- **WHAT NEEDS TO BE DONE**: Look through the data below and say how many of its lines contain "value", adding nothing else.

- **RAW DATA**:
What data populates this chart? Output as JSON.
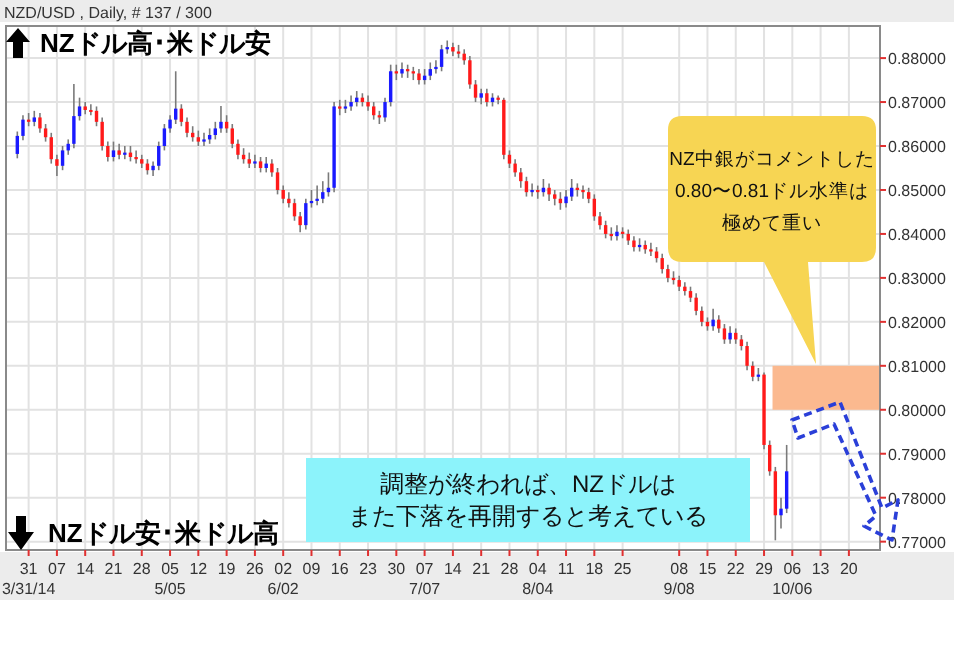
{
  "chart_data": {
    "type": "candlestick",
    "title": "NZD/USD , Daily, # 137 / 300",
    "categories": [
      null,
      null,
      "31\n3/31/14",
      null,
      null,
      null,
      null,
      "07",
      null,
      null,
      null,
      null,
      "14",
      null,
      null,
      null,
      null,
      "21",
      null,
      null,
      null,
      null,
      "28",
      null,
      null,
      null,
      null,
      "05\n5/05",
      null,
      null,
      null,
      null,
      "12",
      null,
      null,
      null,
      null,
      "19",
      null,
      null,
      null,
      null,
      "26",
      null,
      null,
      null,
      null,
      "02\n6/02",
      null,
      null,
      null,
      null,
      "09",
      null,
      null,
      null,
      null,
      "16",
      null,
      null,
      null,
      null,
      "23",
      null,
      null,
      null,
      null,
      "30",
      null,
      null,
      null,
      null,
      "07\n7/07",
      null,
      null,
      null,
      null,
      "14",
      null,
      null,
      null,
      null,
      "21",
      null,
      null,
      null,
      null,
      "28",
      null,
      null,
      null,
      null,
      "04\n8/04",
      null,
      null,
      null,
      null,
      "11",
      null,
      null,
      null,
      null,
      "18",
      null,
      null,
      null,
      null,
      "25",
      null,
      null,
      null,
      null,
      null,
      null,
      null,
      null,
      null,
      "08\n9/08",
      null,
      null,
      null,
      null,
      "15",
      null,
      null,
      null,
      null,
      "22",
      null,
      null,
      null,
      null,
      "29",
      null,
      null,
      null,
      null,
      "06\n10/06",
      null,
      null,
      null,
      null,
      "13",
      null,
      null,
      null,
      null,
      "20",
      null,
      null,
      null,
      null
    ],
    "ohlc": [
      [
        0.8582,
        0.8633,
        0.8572,
        0.8623
      ],
      [
        0.8623,
        0.867,
        0.8613,
        0.866
      ],
      [
        0.866,
        0.8675,
        0.8645,
        0.8655
      ],
      [
        0.8655,
        0.868,
        0.8645,
        0.8665
      ],
      [
        0.8665,
        0.8675,
        0.863,
        0.864
      ],
      [
        0.864,
        0.865,
        0.861,
        0.862
      ],
      [
        0.862,
        0.863,
        0.856,
        0.857
      ],
      [
        0.857,
        0.858,
        0.8532,
        0.8555
      ],
      [
        0.8555,
        0.86,
        0.8545,
        0.859
      ],
      [
        0.859,
        0.8615,
        0.858,
        0.8605
      ],
      [
        0.8605,
        0.8741,
        0.8595,
        0.8668
      ],
      [
        0.8668,
        0.871,
        0.8658,
        0.869
      ],
      [
        0.869,
        0.87,
        0.8672,
        0.8682
      ],
      [
        0.8682,
        0.8695,
        0.867,
        0.868
      ],
      [
        0.868,
        0.869,
        0.8645,
        0.8655
      ],
      [
        0.8655,
        0.8665,
        0.859,
        0.86
      ],
      [
        0.86,
        0.861,
        0.8565,
        0.8575
      ],
      [
        0.8575,
        0.861,
        0.8565,
        0.859
      ],
      [
        0.859,
        0.8605,
        0.857,
        0.858
      ],
      [
        0.858,
        0.86,
        0.857,
        0.8585
      ],
      [
        0.8585,
        0.86,
        0.8565,
        0.8575
      ],
      [
        0.8575,
        0.859,
        0.856,
        0.857
      ],
      [
        0.857,
        0.858,
        0.855,
        0.856
      ],
      [
        0.856,
        0.857,
        0.8535,
        0.8545
      ],
      [
        0.8545,
        0.8565,
        0.8532,
        0.8555
      ],
      [
        0.8555,
        0.861,
        0.8545,
        0.86
      ],
      [
        0.86,
        0.865,
        0.859,
        0.864
      ],
      [
        0.864,
        0.867,
        0.863,
        0.866
      ],
      [
        0.866,
        0.877,
        0.865,
        0.8685
      ],
      [
        0.8685,
        0.8695,
        0.8645,
        0.8655
      ],
      [
        0.8655,
        0.8665,
        0.862,
        0.863
      ],
      [
        0.863,
        0.8645,
        0.861,
        0.862
      ],
      [
        0.862,
        0.8635,
        0.86,
        0.861
      ],
      [
        0.861,
        0.863,
        0.86,
        0.8615
      ],
      [
        0.8615,
        0.864,
        0.8605,
        0.8625
      ],
      [
        0.8625,
        0.8655,
        0.8615,
        0.864
      ],
      [
        0.864,
        0.8691,
        0.863,
        0.8655
      ],
      [
        0.8655,
        0.867,
        0.863,
        0.864
      ],
      [
        0.864,
        0.865,
        0.8595,
        0.8605
      ],
      [
        0.8605,
        0.8615,
        0.857,
        0.858
      ],
      [
        0.858,
        0.8595,
        0.856,
        0.857
      ],
      [
        0.857,
        0.8585,
        0.855,
        0.856
      ],
      [
        0.856,
        0.858,
        0.855,
        0.8565
      ],
      [
        0.8565,
        0.8575,
        0.854,
        0.855
      ],
      [
        0.855,
        0.8575,
        0.854,
        0.856
      ],
      [
        0.856,
        0.857,
        0.853,
        0.854
      ],
      [
        0.854,
        0.855,
        0.849,
        0.85
      ],
      [
        0.85,
        0.851,
        0.847,
        0.848
      ],
      [
        0.848,
        0.8495,
        0.846,
        0.847
      ],
      [
        0.847,
        0.848,
        0.843,
        0.844
      ],
      [
        0.844,
        0.845,
        0.8404,
        0.842
      ],
      [
        0.842,
        0.848,
        0.841,
        0.847
      ],
      [
        0.847,
        0.85,
        0.846,
        0.8475
      ],
      [
        0.8475,
        0.851,
        0.8465,
        0.848
      ],
      [
        0.848,
        0.852,
        0.847,
        0.8495
      ],
      [
        0.8495,
        0.854,
        0.8485,
        0.8505
      ],
      [
        0.8505,
        0.87,
        0.8495,
        0.869
      ],
      [
        0.869,
        0.8705,
        0.867,
        0.8685
      ],
      [
        0.8685,
        0.8705,
        0.8675,
        0.869
      ],
      [
        0.869,
        0.8715,
        0.868,
        0.87
      ],
      [
        0.87,
        0.8725,
        0.869,
        0.871
      ],
      [
        0.871,
        0.872,
        0.869,
        0.87
      ],
      [
        0.87,
        0.8715,
        0.868,
        0.869
      ],
      [
        0.869,
        0.87,
        0.866,
        0.867
      ],
      [
        0.867,
        0.868,
        0.865,
        0.8665
      ],
      [
        0.8665,
        0.871,
        0.8655,
        0.87
      ],
      [
        0.87,
        0.8785,
        0.869,
        0.877
      ],
      [
        0.877,
        0.8785,
        0.875,
        0.8765
      ],
      [
        0.8765,
        0.879,
        0.8755,
        0.8775
      ],
      [
        0.8775,
        0.8785,
        0.8755,
        0.877
      ],
      [
        0.877,
        0.878,
        0.875,
        0.8765
      ],
      [
        0.8765,
        0.8775,
        0.874,
        0.875
      ],
      [
        0.875,
        0.8775,
        0.874,
        0.876
      ],
      [
        0.876,
        0.879,
        0.875,
        0.8775
      ],
      [
        0.8775,
        0.8795,
        0.8765,
        0.878
      ],
      [
        0.878,
        0.883,
        0.877,
        0.882
      ],
      [
        0.882,
        0.884,
        0.881,
        0.8825
      ],
      [
        0.8825,
        0.8835,
        0.8805,
        0.8815
      ],
      [
        0.8815,
        0.883,
        0.88,
        0.881
      ],
      [
        0.881,
        0.882,
        0.8785,
        0.8795
      ],
      [
        0.8795,
        0.8805,
        0.873,
        0.874
      ],
      [
        0.874,
        0.875,
        0.87,
        0.871
      ],
      [
        0.871,
        0.873,
        0.8695,
        0.872
      ],
      [
        0.872,
        0.873,
        0.869,
        0.87
      ],
      [
        0.87,
        0.872,
        0.869,
        0.871
      ],
      [
        0.871,
        0.8715,
        0.8695,
        0.8705
      ],
      [
        0.8705,
        0.871,
        0.857,
        0.858
      ],
      [
        0.858,
        0.859,
        0.855,
        0.856
      ],
      [
        0.856,
        0.857,
        0.853,
        0.854
      ],
      [
        0.854,
        0.855,
        0.8505,
        0.852
      ],
      [
        0.852,
        0.853,
        0.8485,
        0.8495
      ],
      [
        0.8495,
        0.8515,
        0.8485,
        0.85
      ],
      [
        0.85,
        0.851,
        0.848,
        0.8495
      ],
      [
        0.8495,
        0.8525,
        0.8485,
        0.8505
      ],
      [
        0.8505,
        0.8515,
        0.8475,
        0.849
      ],
      [
        0.849,
        0.85,
        0.8465,
        0.848
      ],
      [
        0.848,
        0.8495,
        0.8455,
        0.847
      ],
      [
        0.847,
        0.85,
        0.846,
        0.8485
      ],
      [
        0.8485,
        0.8525,
        0.8475,
        0.8505
      ],
      [
        0.8505,
        0.8515,
        0.8485,
        0.85
      ],
      [
        0.85,
        0.851,
        0.848,
        0.8495
      ],
      [
        0.8495,
        0.8505,
        0.847,
        0.848
      ],
      [
        0.848,
        0.849,
        0.843,
        0.844
      ],
      [
        0.844,
        0.845,
        0.841,
        0.842
      ],
      [
        0.842,
        0.843,
        0.839,
        0.84
      ],
      [
        0.84,
        0.8415,
        0.8385,
        0.8395
      ],
      [
        0.8395,
        0.842,
        0.8385,
        0.8405
      ],
      [
        0.8405,
        0.8415,
        0.839,
        0.84
      ],
      [
        0.84,
        0.841,
        0.8375,
        0.8385
      ],
      [
        0.8385,
        0.8395,
        0.836,
        0.837
      ],
      [
        0.837,
        0.839,
        0.836,
        0.8375
      ],
      [
        0.8375,
        0.8385,
        0.8355,
        0.8365
      ],
      [
        0.8365,
        0.838,
        0.835,
        0.836
      ],
      [
        0.836,
        0.837,
        0.8335,
        0.8345
      ],
      [
        0.8345,
        0.8355,
        0.831,
        0.832
      ],
      [
        0.832,
        0.833,
        0.829,
        0.83
      ],
      [
        0.83,
        0.8315,
        0.8285,
        0.8295
      ],
      [
        0.8295,
        0.8305,
        0.827,
        0.828
      ],
      [
        0.828,
        0.829,
        0.826,
        0.827
      ],
      [
        0.827,
        0.828,
        0.8245,
        0.8255
      ],
      [
        0.8255,
        0.8265,
        0.8215,
        0.8225
      ],
      [
        0.8225,
        0.8235,
        0.819,
        0.82
      ],
      [
        0.82,
        0.821,
        0.818,
        0.819
      ],
      [
        0.819,
        0.823,
        0.818,
        0.8205
      ],
      [
        0.8205,
        0.8215,
        0.8175,
        0.8185
      ],
      [
        0.8185,
        0.8195,
        0.815,
        0.816
      ],
      [
        0.816,
        0.819,
        0.815,
        0.8175
      ],
      [
        0.8175,
        0.8185,
        0.815,
        0.816
      ],
      [
        0.816,
        0.817,
        0.8135,
        0.8145
      ],
      [
        0.8145,
        0.8155,
        0.809,
        0.81
      ],
      [
        0.81,
        0.811,
        0.8065,
        0.8075
      ],
      [
        0.8075,
        0.8095,
        0.8065,
        0.808
      ],
      [
        0.808,
        0.8085,
        0.791,
        0.792
      ],
      [
        0.792,
        0.793,
        0.785,
        0.786
      ],
      [
        0.786,
        0.787,
        0.7703,
        0.776
      ],
      [
        0.776,
        0.78,
        0.773,
        0.7775
      ],
      [
        0.7775,
        0.792,
        0.7765,
        0.786
      ],
      null,
      null,
      null,
      null,
      null,
      null,
      null,
      null,
      null,
      null,
      null,
      null,
      null,
      null,
      null
    ],
    "ylim": [
      0.7681,
      0.8873
    ],
    "yticks": [
      {
        "value": 0.77,
        "label": "0.77000"
      },
      {
        "value": 0.78,
        "label": "0.78000"
      },
      {
        "value": 0.79,
        "label": "0.79000"
      },
      {
        "value": 0.8,
        "label": "0.80000"
      },
      {
        "value": 0.81,
        "label": "0.81000"
      },
      {
        "value": 0.82,
        "label": "0.82000"
      },
      {
        "value": 0.83,
        "label": "0.83000"
      },
      {
        "value": 0.84,
        "label": "0.84000"
      },
      {
        "value": 0.85,
        "label": "0.85000"
      },
      {
        "value": 0.86,
        "label": "0.86000"
      },
      {
        "value": 0.87,
        "label": "0.87000"
      },
      {
        "value": 0.88,
        "label": "0.88000"
      }
    ],
    "grid": true,
    "bands": [
      {
        "axis": "y",
        "from": 0.8,
        "to": 0.81,
        "label": null,
        "color": "#fbb98f"
      }
    ],
    "annotations": [
      "NZドル高･米ドル安",
      "NZドル安･米ドル高",
      "NZ中銀がコメントした0.80〜0.81ドル水準は極めて重い",
      "調整が終われば、NZドルはまた下落を再開すると考えている"
    ]
  }
}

- **CORRECT ANSWER**: 12